#### Directions
Transcribe every line of the records verbatim.

--*--

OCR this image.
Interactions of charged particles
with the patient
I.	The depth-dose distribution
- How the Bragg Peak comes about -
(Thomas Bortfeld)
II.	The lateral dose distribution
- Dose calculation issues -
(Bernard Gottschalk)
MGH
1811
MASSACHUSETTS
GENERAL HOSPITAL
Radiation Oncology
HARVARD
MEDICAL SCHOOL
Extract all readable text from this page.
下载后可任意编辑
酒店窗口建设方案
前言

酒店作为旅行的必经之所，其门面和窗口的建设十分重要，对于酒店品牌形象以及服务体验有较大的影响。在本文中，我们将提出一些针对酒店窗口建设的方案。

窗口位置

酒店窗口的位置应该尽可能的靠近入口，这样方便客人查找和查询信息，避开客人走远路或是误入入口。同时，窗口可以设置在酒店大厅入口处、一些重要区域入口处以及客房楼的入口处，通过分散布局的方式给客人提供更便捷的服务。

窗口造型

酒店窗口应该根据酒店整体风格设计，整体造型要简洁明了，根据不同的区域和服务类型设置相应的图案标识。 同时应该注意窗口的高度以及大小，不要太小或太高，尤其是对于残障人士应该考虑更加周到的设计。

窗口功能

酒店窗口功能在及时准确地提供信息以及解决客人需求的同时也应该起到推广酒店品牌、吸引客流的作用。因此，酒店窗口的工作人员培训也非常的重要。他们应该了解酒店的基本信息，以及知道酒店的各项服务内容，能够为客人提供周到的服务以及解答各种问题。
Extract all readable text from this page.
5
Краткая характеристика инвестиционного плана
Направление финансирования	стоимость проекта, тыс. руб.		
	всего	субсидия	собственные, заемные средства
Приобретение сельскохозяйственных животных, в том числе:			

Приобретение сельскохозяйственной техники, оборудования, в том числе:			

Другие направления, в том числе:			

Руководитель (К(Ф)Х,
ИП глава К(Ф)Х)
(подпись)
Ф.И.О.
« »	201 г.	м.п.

--*--

#### Result of the exercise
OCR this image.
Interactions of charged particles
with the patient
I.	The depth-dose distribution
- How the Bragg Peak comes about -
(Thomas Bortfeld)
II.	The lateral dose distribution
- Dose calculation issues -
(Bernard Gottschalk)
MGH
1811
MASSACHUSETTS
GENERAL HOSPITAL
Radiation Oncology
HARVARD
MEDICAL SCHOOL
Extract all readable text from this page.
下载后可任意编辑
酒店窗口建设方案
前言

酒店作为旅行的必经之所，其门面和窗口的建设十分重要，对于酒店品牌形象以及服务体验有较大的影响。在本文中，我们将提出一些针对酒店窗口建设的方案。

窗口位置

酒店窗口的位置应该尽可能的靠近入口，这样方便客人查找和查询信息，避开客人走远路或是误入入口。同时，窗口可以设置在酒店大厅入口处、一些重要区域入口处以及客房楼的入口处，通过分散布局的方式给客人提供更便捷的服务。

窗口造型

酒店窗口应该根据酒店整体风格设计，整体造型要简洁明了，根据不同的区域和服务类型设置相应的图案标识。 同时应该注意窗口的高度以及大小，不要太小或太高，尤其是对于残障人士应该考虑更加周到的设计。

窗口功能

酒店窗口功能在及时准确地提供信息以及解决客人需求的同时也应该起到推广酒店品牌、吸引客流的作用。因此，酒店窗口的工作人员培训也非常的重要。他们应该了解酒店的基本信息，以及知道酒店的各项服务内容，能够为客人提供周到的服务以及解答各种问题。
Extract all readable text from this page.
5
Краткая характеристика инвестиционного плана
Направление финансирования	стоимость проекта, тыс. руб.		
	всего	субсидия	собственные, заемные средства
Приобретение сельскохозяйственных животных, в том числе:			

Приобретение сельскохозяйственной техники, оборудования, в том числе:			

Другие направления, в том числе:			

Руководитель (К(Ф)Х,
ИП глава К(Ф)Х)
(подпись)
Ф.И.О.
« »	201 г.	м.п.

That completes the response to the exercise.